**Your instructions**
Extract every line where the string "ciudad" appears.
══ Recorded data
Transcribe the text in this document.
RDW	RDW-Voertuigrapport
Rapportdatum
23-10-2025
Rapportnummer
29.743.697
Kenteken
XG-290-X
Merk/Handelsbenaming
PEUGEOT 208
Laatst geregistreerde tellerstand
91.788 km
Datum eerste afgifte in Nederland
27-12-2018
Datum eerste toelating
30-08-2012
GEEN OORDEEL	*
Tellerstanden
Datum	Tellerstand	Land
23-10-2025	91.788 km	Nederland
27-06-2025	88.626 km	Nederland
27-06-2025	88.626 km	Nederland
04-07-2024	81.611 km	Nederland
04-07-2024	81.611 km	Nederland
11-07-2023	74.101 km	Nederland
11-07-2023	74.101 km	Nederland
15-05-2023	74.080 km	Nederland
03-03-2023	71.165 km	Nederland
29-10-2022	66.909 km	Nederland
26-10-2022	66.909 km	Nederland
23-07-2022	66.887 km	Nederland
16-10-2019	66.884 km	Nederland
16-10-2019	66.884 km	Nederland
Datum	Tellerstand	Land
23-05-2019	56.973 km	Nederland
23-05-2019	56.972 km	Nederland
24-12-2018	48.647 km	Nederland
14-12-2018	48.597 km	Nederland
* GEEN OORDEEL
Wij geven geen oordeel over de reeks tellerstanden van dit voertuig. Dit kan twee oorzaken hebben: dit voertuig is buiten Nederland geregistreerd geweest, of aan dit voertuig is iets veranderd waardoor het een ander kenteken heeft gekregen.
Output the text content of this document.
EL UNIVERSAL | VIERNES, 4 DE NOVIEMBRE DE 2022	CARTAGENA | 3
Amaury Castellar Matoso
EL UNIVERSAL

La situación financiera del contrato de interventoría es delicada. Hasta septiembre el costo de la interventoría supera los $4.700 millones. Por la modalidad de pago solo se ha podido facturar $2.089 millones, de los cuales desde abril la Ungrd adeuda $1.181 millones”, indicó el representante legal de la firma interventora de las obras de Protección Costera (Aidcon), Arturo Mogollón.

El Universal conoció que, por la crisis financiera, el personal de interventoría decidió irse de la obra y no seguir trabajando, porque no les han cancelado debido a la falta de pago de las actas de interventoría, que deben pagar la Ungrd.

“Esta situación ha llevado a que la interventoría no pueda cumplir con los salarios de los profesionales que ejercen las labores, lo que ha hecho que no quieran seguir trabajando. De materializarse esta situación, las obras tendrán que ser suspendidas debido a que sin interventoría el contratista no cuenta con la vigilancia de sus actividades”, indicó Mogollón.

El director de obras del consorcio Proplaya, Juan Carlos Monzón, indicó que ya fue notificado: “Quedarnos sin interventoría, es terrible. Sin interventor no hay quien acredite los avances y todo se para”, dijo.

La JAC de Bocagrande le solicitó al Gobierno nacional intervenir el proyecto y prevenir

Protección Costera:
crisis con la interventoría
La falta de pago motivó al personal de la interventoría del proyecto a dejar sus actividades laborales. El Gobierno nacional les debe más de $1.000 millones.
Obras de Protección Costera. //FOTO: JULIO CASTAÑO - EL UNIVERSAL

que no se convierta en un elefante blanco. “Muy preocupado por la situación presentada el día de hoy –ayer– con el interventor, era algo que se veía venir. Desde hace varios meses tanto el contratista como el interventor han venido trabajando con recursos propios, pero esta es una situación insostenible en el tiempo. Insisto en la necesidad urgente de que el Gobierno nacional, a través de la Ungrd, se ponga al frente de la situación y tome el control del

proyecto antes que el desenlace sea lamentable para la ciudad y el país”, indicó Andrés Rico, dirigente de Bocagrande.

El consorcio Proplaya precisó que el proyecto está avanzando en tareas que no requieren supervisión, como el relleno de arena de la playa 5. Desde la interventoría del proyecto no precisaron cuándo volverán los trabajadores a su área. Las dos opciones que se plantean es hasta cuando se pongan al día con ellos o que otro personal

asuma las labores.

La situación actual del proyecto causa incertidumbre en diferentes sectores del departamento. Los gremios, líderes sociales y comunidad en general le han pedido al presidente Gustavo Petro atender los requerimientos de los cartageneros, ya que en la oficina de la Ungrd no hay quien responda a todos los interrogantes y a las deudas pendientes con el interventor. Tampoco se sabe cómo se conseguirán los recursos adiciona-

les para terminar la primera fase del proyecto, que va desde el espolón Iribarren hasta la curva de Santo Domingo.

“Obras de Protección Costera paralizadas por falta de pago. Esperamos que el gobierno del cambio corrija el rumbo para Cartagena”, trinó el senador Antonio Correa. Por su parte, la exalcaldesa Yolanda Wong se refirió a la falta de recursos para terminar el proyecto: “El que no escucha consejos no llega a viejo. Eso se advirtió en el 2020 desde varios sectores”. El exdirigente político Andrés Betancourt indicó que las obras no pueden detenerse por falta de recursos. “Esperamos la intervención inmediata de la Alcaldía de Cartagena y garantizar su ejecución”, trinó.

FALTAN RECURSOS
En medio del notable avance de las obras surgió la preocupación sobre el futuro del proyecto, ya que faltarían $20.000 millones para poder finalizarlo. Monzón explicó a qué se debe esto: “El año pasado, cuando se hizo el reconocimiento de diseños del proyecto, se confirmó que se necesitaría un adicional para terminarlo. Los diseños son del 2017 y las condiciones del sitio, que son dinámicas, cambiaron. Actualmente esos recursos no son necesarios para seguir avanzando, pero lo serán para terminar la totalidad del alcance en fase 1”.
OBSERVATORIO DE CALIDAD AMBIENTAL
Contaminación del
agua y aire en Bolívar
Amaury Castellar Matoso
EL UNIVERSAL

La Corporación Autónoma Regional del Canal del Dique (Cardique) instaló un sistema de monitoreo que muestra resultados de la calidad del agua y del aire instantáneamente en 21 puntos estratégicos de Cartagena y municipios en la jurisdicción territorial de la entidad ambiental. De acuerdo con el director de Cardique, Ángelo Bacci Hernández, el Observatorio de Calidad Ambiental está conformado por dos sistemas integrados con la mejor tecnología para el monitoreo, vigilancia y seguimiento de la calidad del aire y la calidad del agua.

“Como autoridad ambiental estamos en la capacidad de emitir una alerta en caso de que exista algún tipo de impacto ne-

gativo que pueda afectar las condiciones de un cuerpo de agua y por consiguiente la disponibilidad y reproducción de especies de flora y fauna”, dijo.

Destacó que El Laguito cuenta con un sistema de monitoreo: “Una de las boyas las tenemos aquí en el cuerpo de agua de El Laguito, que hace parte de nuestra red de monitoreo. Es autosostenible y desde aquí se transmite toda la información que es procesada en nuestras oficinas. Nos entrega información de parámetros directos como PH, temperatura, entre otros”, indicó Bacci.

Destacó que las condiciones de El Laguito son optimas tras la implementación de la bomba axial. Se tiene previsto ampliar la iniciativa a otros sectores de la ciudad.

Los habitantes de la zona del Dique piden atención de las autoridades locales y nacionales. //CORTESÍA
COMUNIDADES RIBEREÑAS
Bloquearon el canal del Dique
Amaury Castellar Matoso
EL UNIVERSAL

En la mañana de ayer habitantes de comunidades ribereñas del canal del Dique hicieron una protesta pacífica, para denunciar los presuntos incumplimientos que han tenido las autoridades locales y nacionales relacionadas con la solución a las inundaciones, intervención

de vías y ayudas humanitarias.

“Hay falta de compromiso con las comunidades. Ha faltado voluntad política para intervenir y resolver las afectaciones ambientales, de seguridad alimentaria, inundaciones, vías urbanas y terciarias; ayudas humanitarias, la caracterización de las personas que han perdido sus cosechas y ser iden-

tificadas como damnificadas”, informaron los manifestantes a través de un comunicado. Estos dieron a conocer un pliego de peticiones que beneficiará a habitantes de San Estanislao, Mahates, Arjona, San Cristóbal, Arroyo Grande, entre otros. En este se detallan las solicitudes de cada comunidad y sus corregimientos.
════
**Expected output**
proyecto antes que el desenlace sea lamentable para la ciudad y el país”, indicó Andrés Rico, dirigente de Bocagrande.
Destacó que las condiciones de El Laguito son optimas tras la implementación de la bomba axial. Se tiene previsto ampliar la iniciativa a otros sectores de la ciudad.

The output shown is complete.